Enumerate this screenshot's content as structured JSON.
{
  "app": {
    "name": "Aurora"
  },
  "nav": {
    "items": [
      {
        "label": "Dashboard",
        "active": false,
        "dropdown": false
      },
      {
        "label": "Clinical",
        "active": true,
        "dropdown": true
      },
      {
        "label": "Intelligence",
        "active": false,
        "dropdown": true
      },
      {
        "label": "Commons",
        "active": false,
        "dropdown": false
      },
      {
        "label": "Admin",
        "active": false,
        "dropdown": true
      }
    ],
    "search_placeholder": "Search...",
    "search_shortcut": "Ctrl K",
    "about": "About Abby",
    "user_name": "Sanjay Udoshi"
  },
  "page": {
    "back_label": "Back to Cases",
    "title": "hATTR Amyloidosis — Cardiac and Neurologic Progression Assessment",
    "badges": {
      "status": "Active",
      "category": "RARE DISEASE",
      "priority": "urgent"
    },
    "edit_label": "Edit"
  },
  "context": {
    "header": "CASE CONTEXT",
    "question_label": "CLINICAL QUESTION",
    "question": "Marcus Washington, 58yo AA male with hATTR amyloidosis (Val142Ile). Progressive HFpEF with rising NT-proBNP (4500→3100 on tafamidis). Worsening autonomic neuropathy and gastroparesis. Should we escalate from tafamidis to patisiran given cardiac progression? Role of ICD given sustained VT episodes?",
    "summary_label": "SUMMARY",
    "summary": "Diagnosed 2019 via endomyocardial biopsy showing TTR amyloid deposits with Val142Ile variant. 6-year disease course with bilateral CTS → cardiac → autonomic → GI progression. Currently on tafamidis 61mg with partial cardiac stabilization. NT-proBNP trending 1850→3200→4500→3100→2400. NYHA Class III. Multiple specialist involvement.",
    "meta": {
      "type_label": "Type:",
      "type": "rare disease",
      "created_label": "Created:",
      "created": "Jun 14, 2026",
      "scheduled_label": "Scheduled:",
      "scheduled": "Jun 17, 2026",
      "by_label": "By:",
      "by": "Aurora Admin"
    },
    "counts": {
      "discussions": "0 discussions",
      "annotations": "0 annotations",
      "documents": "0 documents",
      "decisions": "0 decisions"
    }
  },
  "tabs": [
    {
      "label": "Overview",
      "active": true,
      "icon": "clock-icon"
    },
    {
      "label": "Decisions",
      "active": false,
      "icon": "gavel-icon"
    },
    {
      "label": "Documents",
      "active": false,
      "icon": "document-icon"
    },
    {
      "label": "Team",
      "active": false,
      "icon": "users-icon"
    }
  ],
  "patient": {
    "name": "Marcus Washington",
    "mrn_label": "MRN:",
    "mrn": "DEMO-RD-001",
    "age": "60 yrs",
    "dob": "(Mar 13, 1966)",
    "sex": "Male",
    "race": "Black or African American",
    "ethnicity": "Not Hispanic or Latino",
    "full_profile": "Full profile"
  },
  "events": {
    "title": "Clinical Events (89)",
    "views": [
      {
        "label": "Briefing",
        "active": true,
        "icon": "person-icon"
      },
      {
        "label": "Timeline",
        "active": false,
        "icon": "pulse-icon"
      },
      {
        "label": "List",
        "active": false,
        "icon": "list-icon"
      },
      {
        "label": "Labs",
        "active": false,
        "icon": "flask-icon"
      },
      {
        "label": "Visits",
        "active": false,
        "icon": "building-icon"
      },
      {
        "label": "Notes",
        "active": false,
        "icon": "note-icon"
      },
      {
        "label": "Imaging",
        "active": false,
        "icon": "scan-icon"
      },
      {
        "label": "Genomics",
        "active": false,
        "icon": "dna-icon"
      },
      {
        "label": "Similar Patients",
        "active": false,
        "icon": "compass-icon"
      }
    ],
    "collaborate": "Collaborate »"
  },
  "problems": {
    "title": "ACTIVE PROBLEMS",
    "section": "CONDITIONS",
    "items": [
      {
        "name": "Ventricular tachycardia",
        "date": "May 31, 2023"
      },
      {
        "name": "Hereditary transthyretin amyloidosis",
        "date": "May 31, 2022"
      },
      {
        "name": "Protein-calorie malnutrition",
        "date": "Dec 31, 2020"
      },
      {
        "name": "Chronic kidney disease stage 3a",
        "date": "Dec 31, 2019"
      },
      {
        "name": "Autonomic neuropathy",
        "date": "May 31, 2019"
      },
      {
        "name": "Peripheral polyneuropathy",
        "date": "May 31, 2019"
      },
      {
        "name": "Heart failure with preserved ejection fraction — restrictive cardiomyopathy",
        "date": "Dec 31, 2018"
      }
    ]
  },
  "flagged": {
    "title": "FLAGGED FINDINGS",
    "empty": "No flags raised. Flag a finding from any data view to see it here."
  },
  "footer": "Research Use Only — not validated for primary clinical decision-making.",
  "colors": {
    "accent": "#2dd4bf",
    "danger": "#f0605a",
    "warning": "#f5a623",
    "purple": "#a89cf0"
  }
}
* * *
Prompt - Retype the data exactly.

Solution for this task -
Enumerate this screenshot's content as structured JSON.
{
  "app": {
    "name": "Aurora"
  },
  "nav": {
    "items": [
      {
        "label": "Dashboard",
        "active": false,
        "dropdown": false
      },
      {
        "label": "Clinical",
        "active": true,
        "dropdown": true
      },
      {
        "label": "Intelligence",
        "active": false,
        "dropdown": true
      },
      {
        "label": "Commons",
        "active": false,
        "dropdown": false
      },
      {
        "label": "Admin",
        "active": false,
        "dropdown": true
      }
    ],
    "search_placeholder": "Search...",
    "search_shortcut": "Ctrl K",
    "about": "About Abby",
    "user_name": "Sanjay Udoshi"
  },
  "page": {
    "back_label": "Back to Cases",
    "title": "hATTR Amyloidosis — Cardiac and Neurologic Progression Assessment",
    "badges": {
      "status": "Active",
      "category": "RARE DISEASE",
      "priority": "urgent"
    },
    "edit_label": "Edit"
  },
  "context": {
    "header": "CASE CONTEXT",
    "question_label": "CLINICAL QUESTION",
    "question": "Marcus Washington, 58yo AA male with hATTR amyloidosis (Val142Ile). Progressive HFpEF with rising NT-proBNP (4500→3100 on tafamidis). Worsening autonomic neuropathy and gastroparesis. Should we escalate from tafamidis to patisiran given cardiac progression? Role of ICD given sustained VT episodes?",
    "summary_label": "SUMMARY",
    "summary": "Diagnosed 2019 via endomyocardial biopsy showing TTR amyloid deposits with Val142Ile variant. 6-year disease course with bilateral CTS → cardiac → autonomic → GI progression. Currently on tafamidis 61mg with partial cardiac stabilization. NT-proBNP trending 1850→3200→4500→3100→2400. NYHA Class III. Multiple specialist involvement.",
    "meta": {
      "type_label": "Type:",
      "type": "rare disease",
      "created_label": "Created:",
      "created": "Jun 14, 2026",
      "scheduled_label": "Scheduled:",
      "scheduled": "Jun 17, 2026",
      "by_label": "By:",
      "by": "Aurora Admin"
    },
    "counts": {
      "discussions": "0 discussions",
      "annotations": "0 annotations",
      "documents": "0 documents",
      "decisions": "0 decisions"
    }
  },
  "tabs": [
    {
      "label": "Overview",
      "active": true,
      "icon": "clock-icon"
    },
    {
      "label": "Decisions",
      "active": false,
      "icon": "gavel-icon"
    },
    {
      "label": "Documents",
      "active": false,
      "icon": "document-icon"
    },
    {
      "label": "Team",
      "active": false,
      "icon": "users-icon"
    }
  ],
  "patient": {
    "name": "Marcus Washington",
    "mrn_label": "MRN:",
    "mrn": "DEMO-RD-001",
    "age": "60 yrs",
    "dob": "(Mar 13, 1966)",
    "sex": "Male",
    "race": "Black or African American",
    "ethnicity": "Not Hispanic or Latino",
    "full_profile": "Full profile"
  },
  "events": {
    "title": "Clinical Events (89)",
    "views": [
      {
        "label": "Briefing",
        "active": true,
        "icon": "person-icon"
      },
      {
        "label": "Timeline",
        "active": false,
        "icon": "pulse-icon"
      },
      {
        "label": "List",
        "active": false,
        "icon": "list-icon"
      },
      {
        "label": "Labs",
        "active": false,
        "icon": "flask-icon"
      },
      {
        "label": "Visits",
        "active": false,
        "icon": "building-icon"
      },
      {
        "label": "Notes",
        "active": false,
        "icon": "note-icon"
      },
      {
        "label": "Imaging",
        "active": false,
        "icon": "scan-icon"
      },
      {
        "label": "Genomics",
        "active": false,
        "icon": "dna-icon"
      },
      {
        "label": "Similar Patients",
        "active": false,
        "icon": "compass-icon"
      }
    ],
    "collaborate": "Collaborate »"
  },
  "problems": {
    "title": "ACTIVE PROBLEMS",
    "section": "CONDITIONS",
    "items": [
      {
        "name": "Ventricular tachycardia",
        "date": "May 31, 2023"
      },
      {
        "name": "Hereditary transthyretin amyloidosis",
        "date": "May 31, 2022"
      },
      {
        "name": "Protein-calorie malnutrition",
        "date": "Dec 31, 2020"
      },
      {
        "name": "Chronic kidney disease stage 3a",
        "date": "Dec 31, 2019"
      },
      {
        "name": "Autonomic neuropathy",
        "date": "May 31, 2019"
      },
      {
        "name": "Peripheral polyneuropathy",
        "date": "May 31, 2019"
      },
      {
        "name": "Heart failure with preserved ejection fraction — restrictive cardiomyopathy",
        "date": "Dec 31, 2018"
      }
    ]
  },
  "flagged": {
    "title": "FLAGGED FINDINGS",
    "empty": "No flags raised. Flag a finding from any data view to see it here."
  },
  "footer": "Research Use Only — not validated for primary clinical decision-making.",
  "colors": {
    "accent": "#2dd4bf",
    "danger": "#f0605a",
    "warning": "#f5a623",
    "purple": "#a89cf0"
  }
}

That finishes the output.